[Aim of the exercise]
Track down the lines that contain "它的表面积是" and copy them.

[Exercise material]
####################

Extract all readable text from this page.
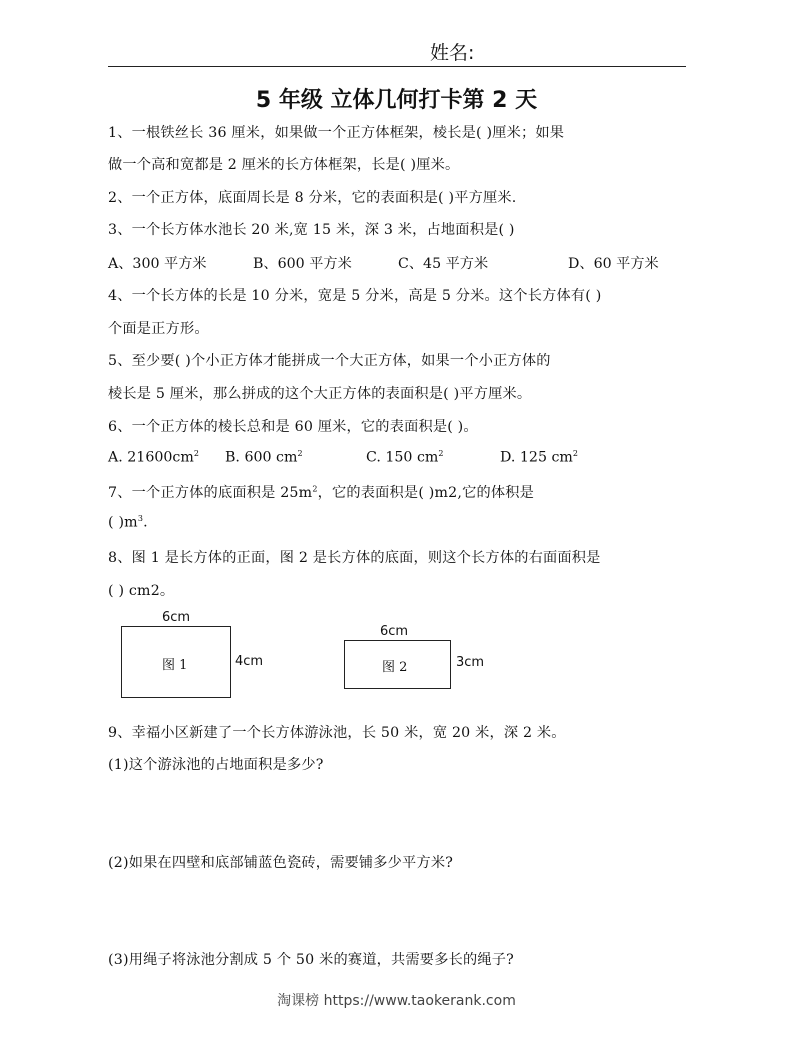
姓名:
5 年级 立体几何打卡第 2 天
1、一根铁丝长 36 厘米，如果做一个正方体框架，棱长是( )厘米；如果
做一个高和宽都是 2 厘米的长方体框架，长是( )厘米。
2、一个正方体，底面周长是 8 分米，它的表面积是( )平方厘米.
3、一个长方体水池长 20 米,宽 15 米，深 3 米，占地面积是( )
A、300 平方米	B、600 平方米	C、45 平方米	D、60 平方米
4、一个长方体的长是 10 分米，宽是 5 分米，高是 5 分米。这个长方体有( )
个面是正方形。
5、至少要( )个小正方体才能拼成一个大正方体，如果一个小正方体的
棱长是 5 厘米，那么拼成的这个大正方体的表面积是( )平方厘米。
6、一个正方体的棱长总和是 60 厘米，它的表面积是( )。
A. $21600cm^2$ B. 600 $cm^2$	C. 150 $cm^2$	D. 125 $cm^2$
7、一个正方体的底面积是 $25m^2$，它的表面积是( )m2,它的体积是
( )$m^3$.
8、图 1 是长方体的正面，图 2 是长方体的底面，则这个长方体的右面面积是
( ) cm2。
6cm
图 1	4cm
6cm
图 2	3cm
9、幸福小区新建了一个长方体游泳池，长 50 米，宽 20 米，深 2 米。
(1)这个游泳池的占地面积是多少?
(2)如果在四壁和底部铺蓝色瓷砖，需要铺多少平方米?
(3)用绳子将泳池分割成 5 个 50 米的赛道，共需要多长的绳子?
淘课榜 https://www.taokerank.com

####################

[Solution below]
2、一个正方体，底面周长是 8 分米，它的表面积是( )平方厘米.
6、一个正方体的棱长总和是 60 厘米，它的表面积是( )。
7、一个正方体的底面积是 $25m^2$，它的表面积是( )m2,它的体积是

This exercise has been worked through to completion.